Excerto do texto:
+++

“Em 1996, o meu pai recebia o leite a 33 cêntimos. Eu, 25 anos depois, recebo a 31!”, atira, desanimado, Miguel Silva. É ele quem toca, hoje, a exploração. Estudou, investiu, modernizou-se. Agora, não ganha para as despesas. Esta sexta-feira de manhã, juntou-se ao protesto simbólico da Aprolep – Associação dos Produtores de Leite de Portugal, nos Aliados. Em 2020, 200 explorações fecharam as portas.
O “grito de alerta” chegou com 200 pares de botas, colocados simbolicamente em frente à Câmara do Porto. A “morte lenta” do setor preocupa. Querem “um preço justo” à produção e, acima de tudo, “respeito e empenho” do Governo no apoio a um “setor essencial”, que dá de comer ao país.
“Abdicamos dos apoios pelo pagamento de um preço justo à produção”, sublinha a vice-presidente da Aprolep, Marisa Costa, farta de ver os agricultores, tantas vezes, rotulados como o “subsídio-dependentes”. Tem 33 anos e também ela gere a exploração, que passou de pais para filhos.
No último ano, viu desistirem 200 colegas. Neste momento, em Portugal, restam quatro mil produtores de leite, menos de metade estão no continente.
Estão “cansados, revoltados e muito preocupados com o futuro”. Em dezembro, o preço médio ao produtor foi de 30,4 cêntimos por quilo (de leite) – um dos mais baixos da Europa. Não há perspetivas de subir. O preço das rações aumenta e, neste momento, garante Miguel Silva, “muitos já não pagam os custos”.
“As rações subiram cinco cêntimos por quilo. Quando gastamos, 20 toneladas por mês é muito dinheiro”, frisa.

+++

Dados extraídos:
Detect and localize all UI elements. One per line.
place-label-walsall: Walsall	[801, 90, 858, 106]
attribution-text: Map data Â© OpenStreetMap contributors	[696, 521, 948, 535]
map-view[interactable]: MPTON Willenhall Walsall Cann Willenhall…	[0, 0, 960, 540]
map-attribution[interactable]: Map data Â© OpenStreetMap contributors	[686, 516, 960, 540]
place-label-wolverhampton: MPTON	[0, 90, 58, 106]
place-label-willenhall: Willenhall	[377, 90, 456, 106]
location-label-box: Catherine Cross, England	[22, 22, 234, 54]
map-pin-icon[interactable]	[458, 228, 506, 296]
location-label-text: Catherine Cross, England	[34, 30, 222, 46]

+++

O que fazer:
a - Responda com base no texto sobre o protesto dos produtores de leite:
(i) Quantos pares de botas foram colocados em frente à Câmara do Porto?
(ii) Que idade tem Marisa Costa?
(iii) Qual foi o preço médio ao produtor em dezembro?
b - Prolongue o texto sobre o protesto dos produtores de leite a partir da última frase.

Respostas por número:
a -
(i) 200 pares de botas.
(ii) 33 anos.
(iii) 30,4 cêntimos por quilo de leite.

b -
Queda de 80% nas ajudas
As últimas notícias deixaram ainda mais em alerta o setor: por causa das imposições europeias, as simulações da evolução das ajudas do governo para os próximos anos, feitas pelos especialistas, apontam para “uma enorme redução”. “Quedas que, até 2027, atingirão os 80%”, explica Carlos Neves, o secretário-geral da Aprolep, temendo que, se nada for feito, a “morte lenta” da produção leiteira “se repita este ano” e se “intensifique” nos seguintes.
O Governo prevê compensar essa redução com um “ajuste dos pagamentos ligados e a introdução de “eco-regimes””, mas as próprias simulações do Ministério da Agricultura denunciam, ainda assim, “perdas brutais”.
“O que vemos é desrespeito e falta de empenho do Ministério em defender o setor que, durante a pandemia, nunca deixou falta comida na mesa dos portugueses”, frisa Marisa Costa.
Hoje, ficou o “grito de alerta” ao Governo e a todos os partidos: urge, dizem, rever o modelo dos apoios, promover o diálogo entre a indústria e a distribuição – eventualmente, admite Marisa Costa, estabelecendo um valor mínimo a pagar à produção – e pôr o preço do leite “em níveis sustentáveis”.